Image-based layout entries
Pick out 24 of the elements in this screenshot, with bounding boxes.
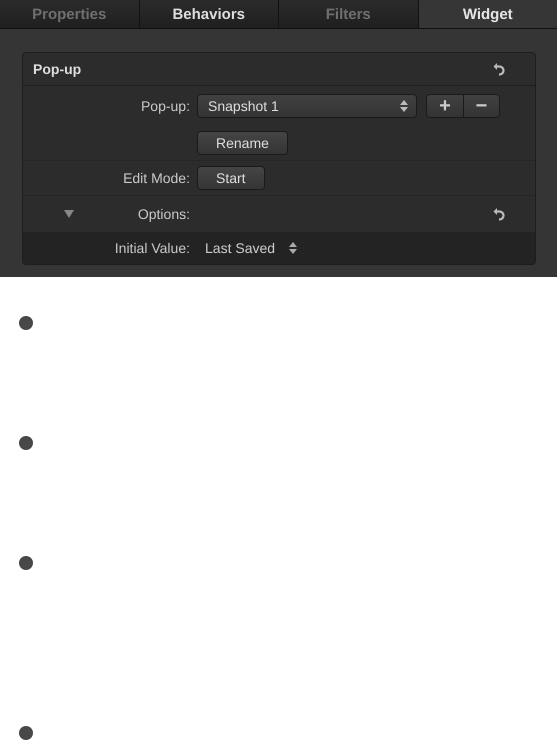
bullet-icon (19, 316, 33, 330)
disclosure-triangle-icon[interactable] (64, 210, 74, 218)
popup-menu[interactable]: Snapshot 1 (197, 94, 417, 118)
group-title: Pop-up (33, 61, 82, 77)
remove-button[interactable]: − (463, 95, 499, 117)
bullet-icon (19, 726, 33, 740)
button[interactable]: Rename (197, 131, 288, 155)
popup-menu[interactable]: Last Saved (197, 240, 298, 256)
tab[interactable]: Behaviors (140, 0, 279, 28)
tab[interactable]: Widget (418, 0, 557, 28)
field-label: Pop-up: (140, 98, 190, 114)
field-label: Edit Mode: (123, 170, 190, 186)
reset-button[interactable] (493, 207, 505, 221)
field-label: Options: (138, 206, 190, 222)
button[interactable]: Start (197, 166, 265, 190)
reset-button[interactable] (493, 62, 505, 76)
undo-arrow-icon (493, 62, 505, 76)
field-label: Initial Value: (114, 240, 190, 256)
up-down-arrows-icon (400, 100, 408, 112)
add-button[interactable]: + (427, 95, 463, 117)
bullet-icon (19, 436, 33, 450)
bullet-icon (19, 556, 33, 570)
up-down-arrows-icon (289, 242, 298, 254)
undo-arrow-icon (493, 207, 505, 221)
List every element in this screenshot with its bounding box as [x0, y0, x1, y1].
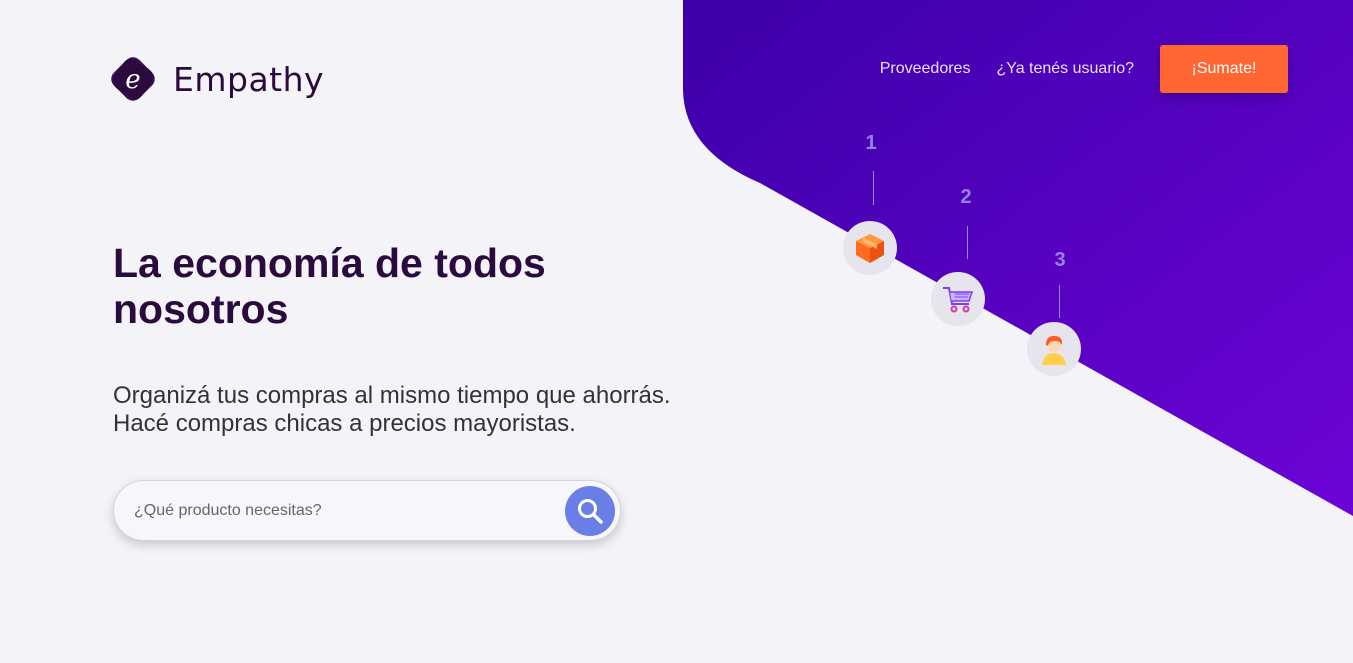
step-3-number: 3 — [1054, 249, 1066, 271]
main-nav: Proveedores ¿Ya tenés usuario? ¡Sumate! — [880, 45, 1288, 93]
step-3-connector — [1059, 285, 1060, 318]
hero-title: La economía de todos nosotros — [113, 240, 546, 332]
shopping-cart-icon — [943, 287, 974, 313]
step-1-number: 1 — [865, 132, 877, 154]
search-input[interactable] — [134, 495, 554, 527]
step-2-number: 2 — [960, 186, 972, 208]
step-2-connector — [967, 226, 968, 259]
step-1-circle — [843, 221, 897, 275]
search-icon — [578, 499, 603, 524]
person-icon — [1042, 336, 1066, 365]
box-icon — [856, 234, 884, 263]
logo-letter: e — [125, 65, 140, 95]
brand-logo[interactable]: e Empathy — [107, 53, 324, 105]
search-button[interactable] — [565, 486, 615, 536]
hero-subtitle-line-2: Hacé compras chicas a precios mayoristas… — [113, 410, 576, 437]
nav-link-login[interactable]: ¿Ya tenés usuario? — [996, 60, 1134, 78]
hero-subtitle: Organizá tus compras al mismo tiempo que… — [113, 382, 753, 438]
step-3-circle — [1027, 322, 1081, 376]
empathy-logo-icon: e — [111, 57, 155, 101]
signup-button[interactable]: ¡Sumate! — [1160, 45, 1288, 93]
brand-name: Empathy — [173, 59, 325, 99]
product-search-bar — [113, 480, 621, 541]
site-header: e Empathy Proveedores ¿Ya tenés usuario?… — [0, 0, 1353, 140]
step-1-connector — [873, 171, 874, 205]
step-2-circle — [931, 272, 985, 326]
nav-link-providers[interactable]: Proveedores — [880, 60, 971, 78]
hero-subtitle-line-1: Organizá tus compras al mismo tiempo que… — [113, 382, 671, 409]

**AIM OF THE TASK**:
Switch every "bullet-icon" in the rows above to "list-marker-icon" and write out all the rows again with nothing else changed. Leave the picture lines out of your answer.

**RESULT FOR THIS TASK**:
Pick out 24 of the elements in this screenshot, with bounding boxes.
list-marker-icon (19, 316, 33, 330)
disclosure-triangle-icon[interactable] (64, 210, 74, 218)
popup-menu[interactable]: Snapshot 1 (197, 94, 417, 118)
group-title: Pop-up (33, 61, 82, 77)
remove-button[interactable]: − (463, 95, 499, 117)
list-marker-icon (19, 726, 33, 740)
button[interactable]: Rename (197, 131, 288, 155)
popup-menu[interactable]: Last Saved (197, 240, 298, 256)
tab[interactable]: Behaviors (140, 0, 279, 28)
tab[interactable]: Widget (418, 0, 557, 28)
field-label: Pop-up: (140, 98, 190, 114)
field-label: Edit Mode: (123, 170, 190, 186)
reset-button[interactable] (493, 207, 505, 221)
field-label: Options: (138, 206, 190, 222)
button[interactable]: Start (197, 166, 265, 190)
reset-button[interactable] (493, 62, 505, 76)
undo-arrow-icon (493, 62, 505, 76)
field-label: Initial Value: (114, 240, 190, 256)
up-down-arrows-icon (400, 100, 408, 112)
add-button[interactable]: + (427, 95, 463, 117)
list-marker-icon (19, 436, 33, 450)
list-marker-icon (19, 556, 33, 570)
up-down-arrows-icon (289, 242, 298, 254)
undo-arrow-icon (493, 207, 505, 221)
List every element in this screenshot with its bounding box as [x0, y0, x1, y1].
step-3-number: 3 — [1054, 249, 1066, 271]
main-nav: Proveedores ¿Ya tenés usuario? ¡Sumate! — [880, 45, 1288, 93]
step-3-connector — [1059, 285, 1060, 318]
hero-title: La economía de todos nosotros — [113, 240, 546, 332]
shopping-cart-icon — [943, 287, 974, 313]
step-1-number: 1 — [865, 132, 877, 154]
search-input[interactable] — [134, 495, 554, 527]
step-2-number: 2 — [960, 186, 972, 208]
step-2-connector — [967, 226, 968, 259]
step-1-circle — [843, 221, 897, 275]
search-icon — [578, 499, 603, 524]
person-icon — [1042, 336, 1066, 365]
box-icon — [856, 234, 884, 263]
logo-letter: e — [125, 65, 140, 95]
brand-logo[interactable]: e Empathy — [107, 53, 324, 105]
search-button[interactable] — [565, 486, 615, 536]
hero-subtitle-line-2: Hacé compras chicas a precios mayoristas… — [113, 410, 576, 437]
nav-link-login[interactable]: ¿Ya tenés usuario? — [996, 60, 1134, 78]
hero-subtitle: Organizá tus compras al mismo tiempo que… — [113, 382, 753, 438]
step-3-circle — [1027, 322, 1081, 376]
empathy-logo-icon: e — [111, 57, 155, 101]
signup-button[interactable]: ¡Sumate! — [1160, 45, 1288, 93]
brand-name: Empathy — [173, 59, 325, 99]
product-search-bar — [113, 480, 621, 541]
site-header: e Empathy Proveedores ¿Ya tenés usuario?… — [0, 0, 1353, 140]
step-1-connector — [873, 171, 874, 205]
step-2-circle — [931, 272, 985, 326]
nav-link-providers[interactable]: Proveedores — [880, 60, 971, 78]
hero-subtitle-line-1: Organizá tus compras al mismo tiempo que… — [113, 382, 671, 409]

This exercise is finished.